- **Directive**
Without including any pictures, copy each entry below exactly.

- **Extracted information**

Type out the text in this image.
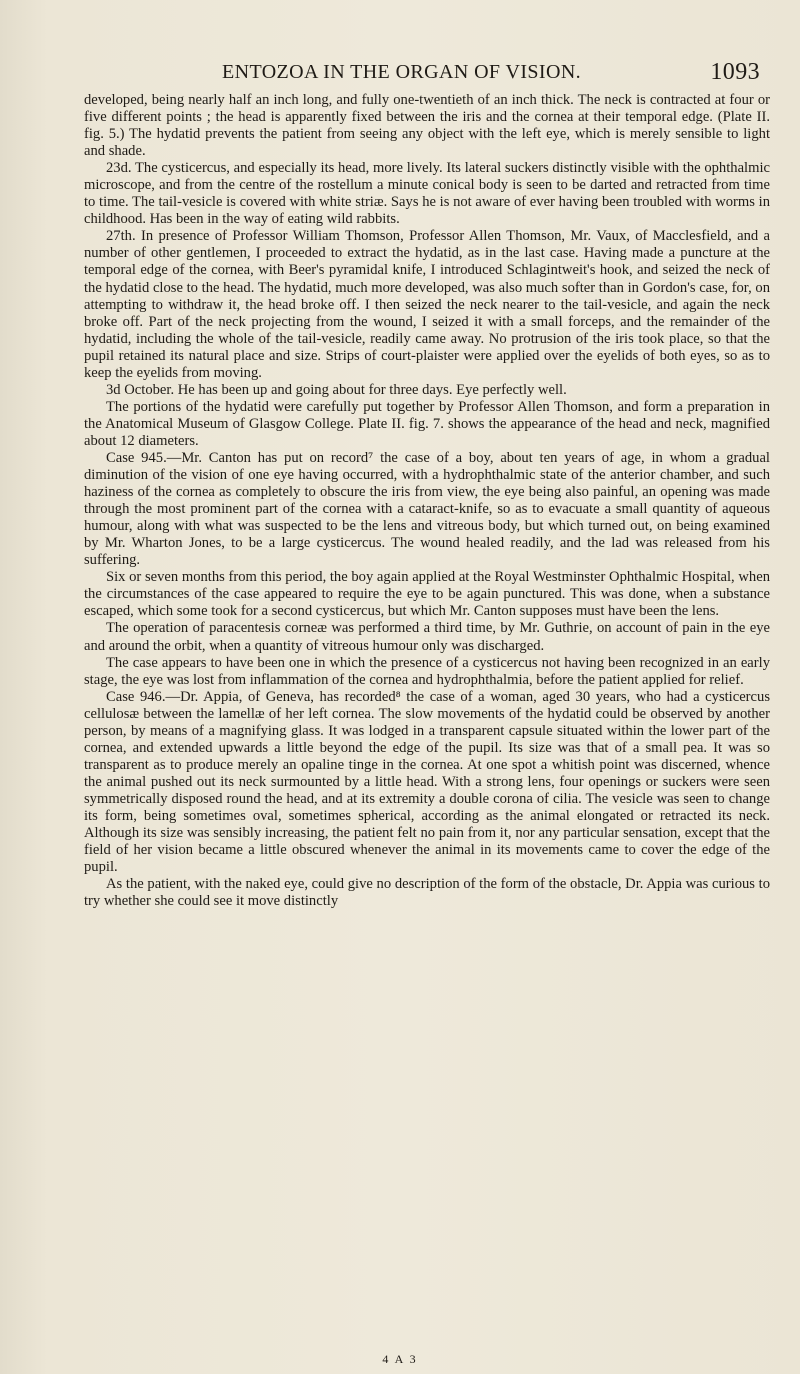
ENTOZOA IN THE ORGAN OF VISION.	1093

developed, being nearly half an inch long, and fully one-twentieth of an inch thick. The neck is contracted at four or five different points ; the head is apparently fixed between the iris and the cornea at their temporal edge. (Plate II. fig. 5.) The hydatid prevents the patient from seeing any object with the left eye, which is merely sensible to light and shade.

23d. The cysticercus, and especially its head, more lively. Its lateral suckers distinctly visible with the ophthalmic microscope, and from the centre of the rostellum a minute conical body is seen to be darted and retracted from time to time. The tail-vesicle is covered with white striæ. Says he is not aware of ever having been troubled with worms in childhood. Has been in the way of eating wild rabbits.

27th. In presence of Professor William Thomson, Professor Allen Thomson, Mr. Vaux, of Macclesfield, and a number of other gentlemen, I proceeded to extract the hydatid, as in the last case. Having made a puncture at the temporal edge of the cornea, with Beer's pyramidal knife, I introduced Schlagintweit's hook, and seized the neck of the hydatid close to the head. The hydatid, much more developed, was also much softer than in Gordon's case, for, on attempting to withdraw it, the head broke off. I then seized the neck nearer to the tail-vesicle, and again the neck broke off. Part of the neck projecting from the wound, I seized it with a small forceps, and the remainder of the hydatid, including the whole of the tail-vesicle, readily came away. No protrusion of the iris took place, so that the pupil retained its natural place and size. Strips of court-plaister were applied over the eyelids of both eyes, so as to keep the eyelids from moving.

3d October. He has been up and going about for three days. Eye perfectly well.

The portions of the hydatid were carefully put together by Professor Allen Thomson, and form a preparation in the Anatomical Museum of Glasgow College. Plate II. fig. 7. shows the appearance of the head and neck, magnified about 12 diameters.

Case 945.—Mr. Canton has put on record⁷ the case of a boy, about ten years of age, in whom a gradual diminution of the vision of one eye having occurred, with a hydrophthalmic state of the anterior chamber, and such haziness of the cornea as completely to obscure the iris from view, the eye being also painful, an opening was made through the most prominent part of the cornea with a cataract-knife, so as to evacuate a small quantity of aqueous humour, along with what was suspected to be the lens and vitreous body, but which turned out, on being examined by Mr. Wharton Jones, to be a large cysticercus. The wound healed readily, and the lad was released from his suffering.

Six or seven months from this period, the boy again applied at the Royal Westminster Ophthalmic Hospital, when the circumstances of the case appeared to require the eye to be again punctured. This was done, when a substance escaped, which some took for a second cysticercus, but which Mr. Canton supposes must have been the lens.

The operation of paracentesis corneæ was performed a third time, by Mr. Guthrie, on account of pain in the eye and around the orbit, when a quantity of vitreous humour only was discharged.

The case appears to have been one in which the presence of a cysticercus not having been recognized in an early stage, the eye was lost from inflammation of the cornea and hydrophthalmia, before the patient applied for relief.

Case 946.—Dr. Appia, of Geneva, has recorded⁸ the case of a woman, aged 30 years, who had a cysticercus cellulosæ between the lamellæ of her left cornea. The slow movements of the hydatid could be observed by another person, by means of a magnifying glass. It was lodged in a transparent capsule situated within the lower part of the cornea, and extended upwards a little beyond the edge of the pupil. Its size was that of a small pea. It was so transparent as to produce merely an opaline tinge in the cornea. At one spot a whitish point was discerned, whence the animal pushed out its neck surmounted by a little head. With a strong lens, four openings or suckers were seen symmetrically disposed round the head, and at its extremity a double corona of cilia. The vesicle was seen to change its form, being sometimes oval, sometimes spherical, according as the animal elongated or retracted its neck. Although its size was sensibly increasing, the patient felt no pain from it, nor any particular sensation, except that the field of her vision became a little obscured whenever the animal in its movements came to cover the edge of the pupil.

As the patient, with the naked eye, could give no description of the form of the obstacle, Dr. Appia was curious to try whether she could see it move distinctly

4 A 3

- **Exercise answer**
Type out the text in this image.
ENTOZOA IN THE ORGAN OF VISION.	1093

developed, being nearly half an inch long, and fully one-twentieth of an inch thick. The neck is contracted at four or five different points ; the head is apparently fixed between the iris and the cornea at their temporal edge. (Plate II. fig. 5.) The hydatid prevents the patient from seeing any object with the left eye, which is merely sensible to light and shade.

23d. The cysticercus, and especially its head, more lively. Its lateral suckers distinctly visible with the ophthalmic microscope, and from the centre of the rostellum a minute conical body is seen to be darted and retracted from time to time. The tail-vesicle is covered with white striæ. Says he is not aware of ever having been troubled with worms in childhood. Has been in the way of eating wild rabbits.

27th. In presence of Professor William Thomson, Professor Allen Thomson, Mr. Vaux, of Macclesfield, and a number of other gentlemen, I proceeded to extract the hydatid, as in the last case. Having made a puncture at the temporal edge of the cornea, with Beer's pyramidal knife, I introduced Schlagintweit's hook, and seized the neck of the hydatid close to the head. The hydatid, much more developed, was also much softer than in Gordon's case, for, on attempting to withdraw it, the head broke off. I then seized the neck nearer to the tail-vesicle, and again the neck broke off. Part of the neck projecting from the wound, I seized it with a small forceps, and the remainder of the hydatid, including the whole of the tail-vesicle, readily came away. No protrusion of the iris took place, so that the pupil retained its natural place and size. Strips of court-plaister were applied over the eyelids of both eyes, so as to keep the eyelids from moving.

3d October. He has been up and going about for three days. Eye perfectly well.

The portions of the hydatid were carefully put together by Professor Allen Thomson, and form a preparation in the Anatomical Museum of Glasgow College. Plate II. fig. 7. shows the appearance of the head and neck, magnified about 12 diameters.

Case 945.—Mr. Canton has put on record⁷ the case of a boy, about ten years of age, in whom a gradual diminution of the vision of one eye having occurred, with a hydrophthalmic state of the anterior chamber, and such haziness of the cornea as completely to obscure the iris from view, the eye being also painful, an opening was made through the most prominent part of the cornea with a cataract-knife, so as to evacuate a small quantity of aqueous humour, along with what was suspected to be the lens and vitreous body, but which turned out, on being examined by Mr. Wharton Jones, to be a large cysticercus. The wound healed readily, and the lad was released from his suffering.

Six or seven months from this period, the boy again applied at the Royal Westminster Ophthalmic Hospital, when the circumstances of the case appeared to require the eye to be again punctured. This was done, when a substance escaped, which some took for a second cysticercus, but which Mr. Canton supposes must have been the lens.

The operation of paracentesis corneæ was performed a third time, by Mr. Guthrie, on account of pain in the eye and around the orbit, when a quantity of vitreous humour only was discharged.

The case appears to have been one in which the presence of a cysticercus not having been recognized in an early stage, the eye was lost from inflammation of the cornea and hydrophthalmia, before the patient applied for relief.

Case 946.—Dr. Appia, of Geneva, has recorded⁸ the case of a woman, aged 30 years, who had a cysticercus cellulosæ between the lamellæ of her left cornea. The slow movements of the hydatid could be observed by another person, by means of a magnifying glass. It was lodged in a transparent capsule situated within the lower part of the cornea, and extended upwards a little beyond the edge of the pupil. Its size was that of a small pea. It was so transparent as to produce merely an opaline tinge in the cornea. At one spot a whitish point was discerned, whence the animal pushed out its neck surmounted by a little head. With a strong lens, four openings or suckers were seen symmetrically disposed round the head, and at its extremity a double corona of cilia. The vesicle was seen to change its form, being sometimes oval, sometimes spherical, according as the animal elongated or retracted its neck. Although its size was sensibly increasing, the patient felt no pain from it, nor any particular sensation, except that the field of her vision became a little obscured whenever the animal in its movements came to cover the edge of the pupil.

As the patient, with the naked eye, could give no description of the form of the obstacle, Dr. Appia was curious to try whether she could see it move distinctly

4 A 3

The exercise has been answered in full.